Search the data below for the string "points". Extract every line that contains it.
=== Entries supplied ===
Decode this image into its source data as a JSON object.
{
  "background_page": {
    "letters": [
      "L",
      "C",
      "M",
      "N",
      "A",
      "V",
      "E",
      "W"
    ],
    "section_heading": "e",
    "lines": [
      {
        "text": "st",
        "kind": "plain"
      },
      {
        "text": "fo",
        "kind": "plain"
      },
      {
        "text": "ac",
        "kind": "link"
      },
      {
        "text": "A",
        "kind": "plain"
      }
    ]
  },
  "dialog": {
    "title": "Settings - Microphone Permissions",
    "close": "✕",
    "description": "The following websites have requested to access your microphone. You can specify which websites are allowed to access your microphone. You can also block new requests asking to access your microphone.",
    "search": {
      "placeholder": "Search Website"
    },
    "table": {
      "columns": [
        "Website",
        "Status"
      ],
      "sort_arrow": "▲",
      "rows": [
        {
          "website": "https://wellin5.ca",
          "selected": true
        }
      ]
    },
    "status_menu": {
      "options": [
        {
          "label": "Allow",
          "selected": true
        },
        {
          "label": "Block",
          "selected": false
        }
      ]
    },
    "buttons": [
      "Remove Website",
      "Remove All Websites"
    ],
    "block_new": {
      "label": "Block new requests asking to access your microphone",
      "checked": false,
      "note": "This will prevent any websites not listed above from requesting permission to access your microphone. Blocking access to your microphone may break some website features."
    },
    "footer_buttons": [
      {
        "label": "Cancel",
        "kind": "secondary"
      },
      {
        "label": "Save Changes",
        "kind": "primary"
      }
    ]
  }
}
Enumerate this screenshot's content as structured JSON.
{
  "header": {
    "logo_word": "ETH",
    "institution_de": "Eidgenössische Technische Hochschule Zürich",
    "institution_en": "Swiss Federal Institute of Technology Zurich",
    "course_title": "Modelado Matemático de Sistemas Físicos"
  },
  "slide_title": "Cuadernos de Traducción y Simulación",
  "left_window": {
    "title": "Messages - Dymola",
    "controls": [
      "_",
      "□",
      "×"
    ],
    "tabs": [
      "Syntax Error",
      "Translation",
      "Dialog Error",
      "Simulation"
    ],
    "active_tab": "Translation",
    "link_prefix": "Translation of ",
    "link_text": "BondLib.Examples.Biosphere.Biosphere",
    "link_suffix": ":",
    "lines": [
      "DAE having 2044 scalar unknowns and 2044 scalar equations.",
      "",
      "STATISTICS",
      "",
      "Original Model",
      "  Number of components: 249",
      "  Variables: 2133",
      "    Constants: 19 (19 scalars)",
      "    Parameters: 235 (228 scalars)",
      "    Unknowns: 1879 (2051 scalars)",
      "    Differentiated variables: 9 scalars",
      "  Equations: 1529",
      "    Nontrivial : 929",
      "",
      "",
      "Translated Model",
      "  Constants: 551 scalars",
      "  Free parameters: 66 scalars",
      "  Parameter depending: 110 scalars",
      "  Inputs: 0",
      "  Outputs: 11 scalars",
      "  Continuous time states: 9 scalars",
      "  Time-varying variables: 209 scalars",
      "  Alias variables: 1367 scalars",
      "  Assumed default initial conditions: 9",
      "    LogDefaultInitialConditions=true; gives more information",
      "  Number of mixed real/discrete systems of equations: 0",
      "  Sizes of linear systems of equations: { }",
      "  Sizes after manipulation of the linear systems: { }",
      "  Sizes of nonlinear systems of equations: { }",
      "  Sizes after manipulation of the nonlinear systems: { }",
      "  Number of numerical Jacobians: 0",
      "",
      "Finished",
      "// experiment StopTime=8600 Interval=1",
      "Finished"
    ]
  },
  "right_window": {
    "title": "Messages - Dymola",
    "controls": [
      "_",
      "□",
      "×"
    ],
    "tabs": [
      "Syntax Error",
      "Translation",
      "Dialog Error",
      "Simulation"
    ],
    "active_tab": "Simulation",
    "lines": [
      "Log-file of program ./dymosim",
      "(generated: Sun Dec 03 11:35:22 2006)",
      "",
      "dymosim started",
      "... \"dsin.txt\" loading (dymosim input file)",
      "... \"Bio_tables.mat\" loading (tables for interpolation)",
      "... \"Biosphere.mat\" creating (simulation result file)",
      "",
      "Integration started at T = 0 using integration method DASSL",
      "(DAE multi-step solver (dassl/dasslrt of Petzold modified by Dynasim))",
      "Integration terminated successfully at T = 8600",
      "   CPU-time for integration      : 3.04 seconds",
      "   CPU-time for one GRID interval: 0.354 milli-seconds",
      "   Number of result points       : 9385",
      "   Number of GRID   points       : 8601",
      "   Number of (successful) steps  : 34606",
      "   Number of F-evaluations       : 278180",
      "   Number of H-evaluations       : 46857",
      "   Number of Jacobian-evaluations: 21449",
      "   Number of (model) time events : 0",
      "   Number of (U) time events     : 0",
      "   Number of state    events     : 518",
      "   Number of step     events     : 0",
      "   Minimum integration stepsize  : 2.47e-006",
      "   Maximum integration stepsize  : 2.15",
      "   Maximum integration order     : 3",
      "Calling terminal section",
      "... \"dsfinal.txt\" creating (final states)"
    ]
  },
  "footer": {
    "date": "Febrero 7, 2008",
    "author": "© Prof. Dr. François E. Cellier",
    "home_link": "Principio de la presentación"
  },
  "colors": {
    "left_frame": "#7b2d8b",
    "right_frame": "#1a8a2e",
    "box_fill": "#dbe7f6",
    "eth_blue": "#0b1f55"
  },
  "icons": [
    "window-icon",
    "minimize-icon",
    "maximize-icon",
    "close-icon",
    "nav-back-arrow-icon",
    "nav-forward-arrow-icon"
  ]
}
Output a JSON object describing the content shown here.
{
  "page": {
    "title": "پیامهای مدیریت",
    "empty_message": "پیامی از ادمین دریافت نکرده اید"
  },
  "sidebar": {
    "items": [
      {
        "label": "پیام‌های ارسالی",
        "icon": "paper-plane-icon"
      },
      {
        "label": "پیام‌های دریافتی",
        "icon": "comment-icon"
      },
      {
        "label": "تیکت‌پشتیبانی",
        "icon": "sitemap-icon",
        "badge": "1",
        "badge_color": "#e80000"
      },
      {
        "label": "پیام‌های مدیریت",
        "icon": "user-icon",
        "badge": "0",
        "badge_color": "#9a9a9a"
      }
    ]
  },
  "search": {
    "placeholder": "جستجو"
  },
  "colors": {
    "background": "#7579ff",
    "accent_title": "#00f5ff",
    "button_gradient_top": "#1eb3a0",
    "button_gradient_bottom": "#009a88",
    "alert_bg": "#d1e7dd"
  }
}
===
**Finished answer:**
      "   Number of result points       : 9385",
      "   Number of GRID   points       : 8601",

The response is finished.